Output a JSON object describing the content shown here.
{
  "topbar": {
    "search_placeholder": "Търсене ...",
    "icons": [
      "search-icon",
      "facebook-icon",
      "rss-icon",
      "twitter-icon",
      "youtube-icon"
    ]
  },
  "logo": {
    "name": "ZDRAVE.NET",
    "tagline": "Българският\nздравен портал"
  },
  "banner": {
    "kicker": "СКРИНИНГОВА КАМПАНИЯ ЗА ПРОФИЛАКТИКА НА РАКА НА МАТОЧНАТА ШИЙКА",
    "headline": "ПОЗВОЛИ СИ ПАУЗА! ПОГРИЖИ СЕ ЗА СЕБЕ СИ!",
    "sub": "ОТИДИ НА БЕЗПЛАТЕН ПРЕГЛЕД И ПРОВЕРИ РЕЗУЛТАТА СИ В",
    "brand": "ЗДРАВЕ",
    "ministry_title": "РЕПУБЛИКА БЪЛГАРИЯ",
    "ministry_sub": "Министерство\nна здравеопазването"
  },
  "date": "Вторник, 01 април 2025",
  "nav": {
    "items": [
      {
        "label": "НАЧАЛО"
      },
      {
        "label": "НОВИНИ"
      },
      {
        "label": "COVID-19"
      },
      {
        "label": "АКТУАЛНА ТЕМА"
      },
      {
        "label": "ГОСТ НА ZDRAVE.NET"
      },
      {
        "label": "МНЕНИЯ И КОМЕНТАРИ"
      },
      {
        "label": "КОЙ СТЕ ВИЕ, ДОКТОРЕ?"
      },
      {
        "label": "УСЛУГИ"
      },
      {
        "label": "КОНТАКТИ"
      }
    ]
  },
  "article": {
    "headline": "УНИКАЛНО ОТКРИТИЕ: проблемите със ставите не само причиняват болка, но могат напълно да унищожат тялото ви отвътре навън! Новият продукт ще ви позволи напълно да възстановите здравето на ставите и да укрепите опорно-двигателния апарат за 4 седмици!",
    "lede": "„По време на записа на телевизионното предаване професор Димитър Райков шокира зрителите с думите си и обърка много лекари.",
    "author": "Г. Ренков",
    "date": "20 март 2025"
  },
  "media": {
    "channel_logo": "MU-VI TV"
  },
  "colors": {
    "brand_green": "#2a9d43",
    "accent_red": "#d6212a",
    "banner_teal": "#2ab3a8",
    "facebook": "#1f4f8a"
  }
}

★ ★ ★

**WHAT TO WORK ON**
Go through the listing and print each line exactly as it appears.

**EXPECTED OUTPUT**
Output a JSON object describing the content shown here.
{
  "topbar": {
    "search_placeholder": "Търсене ...",
    "icons": [
      "search-icon",
      "facebook-icon",
      "rss-icon",
      "twitter-icon",
      "youtube-icon"
    ]
  },
  "logo": {
    "name": "ZDRAVE.NET",
    "tagline": "Българският\nздравен портал"
  },
  "banner": {
    "kicker": "СКРИНИНГОВА КАМПАНИЯ ЗА ПРОФИЛАКТИКА НА РАКА НА МАТОЧНАТА ШИЙКА",
    "headline": "ПОЗВОЛИ СИ ПАУЗА! ПОГРИЖИ СЕ ЗА СЕБЕ СИ!",
    "sub": "ОТИДИ НА БЕЗПЛАТЕН ПРЕГЛЕД И ПРОВЕРИ РЕЗУЛТАТА СИ В",
    "brand": "ЗДРАВЕ",
    "ministry_title": "РЕПУБЛИКА БЪЛГАРИЯ",
    "ministry_sub": "Министерство\nна здравеопазването"
  },
  "date": "Вторник, 01 април 2025",
  "nav": {
    "items": [
      {
        "label": "НАЧАЛО"
      },
      {
        "label": "НОВИНИ"
      },
      {
        "label": "COVID-19"
      },
      {
        "label": "АКТУАЛНА ТЕМА"
      },
      {
        "label": "ГОСТ НА ZDRAVE.NET"
      },
      {
        "label": "МНЕНИЯ И КОМЕНТАРИ"
      },
      {
        "label": "КОЙ СТЕ ВИЕ, ДОКТОРЕ?"
      },
      {
        "label": "УСЛУГИ"
      },
      {
        "label": "КОНТАКТИ"
      }
    ]
  },
  "article": {
    "headline": "УНИКАЛНО ОТКРИТИЕ: проблемите със ставите не само причиняват болка, но могат напълно да унищожат тялото ви отвътре навън! Новият продукт ще ви позволи напълно да възстановите здравето на ставите и да укрепите опорно-двигателния апарат за 4 седмици!",
    "lede": "„По време на записа на телевизионното предаване професор Димитър Райков шокира зрителите с думите си и обърка много лекари.",
    "author": "Г. Ренков",
    "date": "20 март 2025"
  },
  "media": {
    "channel_logo": "MU-VI TV"
  },
  "colors": {
    "brand_green": "#2a9d43",
    "accent_red": "#d6212a",
    "banner_teal": "#2ab3a8",
    "facebook": "#1f4f8a"
  }
}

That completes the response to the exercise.